══ Records supplied

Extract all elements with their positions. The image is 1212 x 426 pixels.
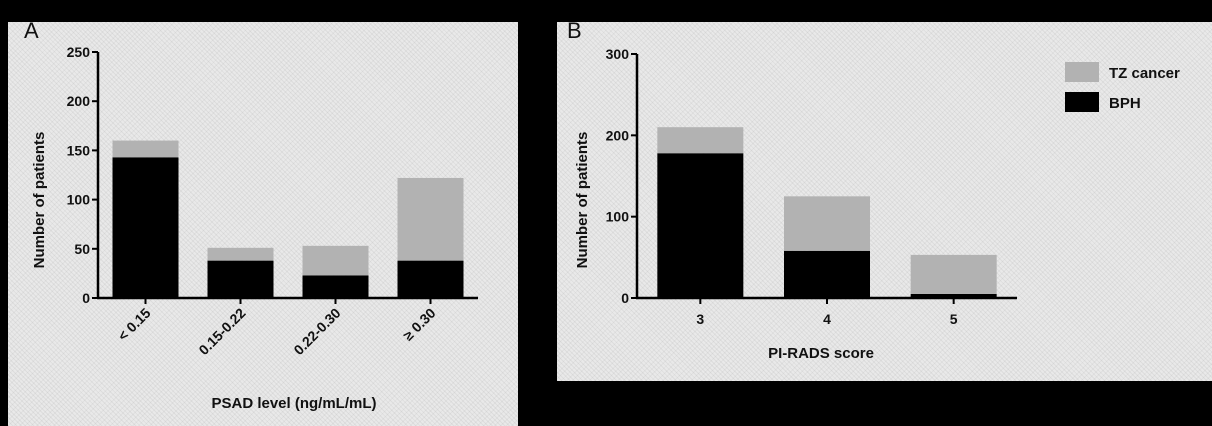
bar-bph-b [784,250,870,298]
bar-bph-a [302,275,369,298]
x-axis-title-b: PI-RADS score [768,345,874,362]
x-tick-label-b: 3 [696,311,704,327]
chart-panel-b: B Number of patients PI-RADS score 0 100 2… [557,18,1212,381]
y-axis-title-a: Number of patients [31,132,48,269]
chart-panel-a: A Number of patients PSAD level (ng/mL/m… [8,18,518,426]
y-tick-label-b: 100 [606,209,630,225]
legend-label-tz-cancer: TZ cancer [1109,65,1180,82]
x-tick-label-a: 0.22-0.30 [290,305,343,358]
legend-swatch-bph [1065,92,1099,112]
panel-label-b: B [567,18,582,43]
bar-bph-a [112,157,179,298]
x-tick-label-a: < 0.15 [114,305,153,344]
bar-tz-cancer-b [910,254,997,294]
y-tick-label-a: 200 [67,93,91,109]
bar-tz-cancer-a [397,177,464,261]
bar-tz-cancer-a [302,245,369,276]
y-tick-label-a: 150 [67,142,91,158]
y-tick-label-a: 250 [67,44,91,60]
bar-bph-a [207,260,274,298]
bar-bph-b [657,153,744,298]
x-tick-label-b: 4 [823,311,831,327]
bar-tz-cancer-a [112,140,179,158]
bar-tz-cancer-b [657,127,744,154]
y-tick-label-a: 0 [82,290,90,306]
plot-area-b: 0 100 200 300 3 4 5 [606,46,1017,327]
x-tick-label-a: ≥ 0.30 [400,305,439,344]
chart-b-svg: B Number of patients PI-RADS score 0 100 2… [567,18,1180,362]
plot-area-a: 0 50 100 150 200 250 < 0.15 0.15-0.22 0.22-0.30 ≥… [67,44,478,358]
x-tick-label-a: 0.15-0.22 [195,305,248,358]
x-tick-label-b: 5 [950,311,958,327]
y-tick-label-a: 100 [67,192,91,208]
y-axis-title-b: Number of patients [574,132,591,269]
y-tick-label-b: 200 [606,127,630,143]
bar-tz-cancer-a [207,247,274,261]
x-axis-title-a: PSAD level (ng/mL/mL) [211,395,376,412]
bar-tz-cancer-b [784,196,870,251]
y-tick-label-b: 300 [606,46,630,62]
panel-label-a: A [24,18,39,43]
bar-bph-a [397,260,464,298]
bar-bph-b [910,293,997,298]
y-tick-label-a: 50 [74,241,90,257]
y-tick-label-b: 0 [621,290,629,306]
chart-a-svg: A Number of patients PSAD level (ng/mL/m… [24,18,478,412]
legend-swatch-tz-cancer [1065,62,1099,82]
legend-b: TZ cancer BPH [1065,62,1180,112]
legend-label-bph: BPH [1109,95,1141,112]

════

Your objective — In the records, which lines mention the word "chart"? Copy those lines.

Task output —
chart-panel-b: B Number of patients PI-RADS score 0 100 2… [557,18,1212,381]
chart-panel-a: A Number of patients PSAD level (ng/mL/m… [8,18,518,426]
chart-b-svg: B Number of patients PI-RADS score 0 100 2… [567,18,1180,362]
chart-a-svg: A Number of patients PSAD level (ng/mL/m… [24,18,478,412]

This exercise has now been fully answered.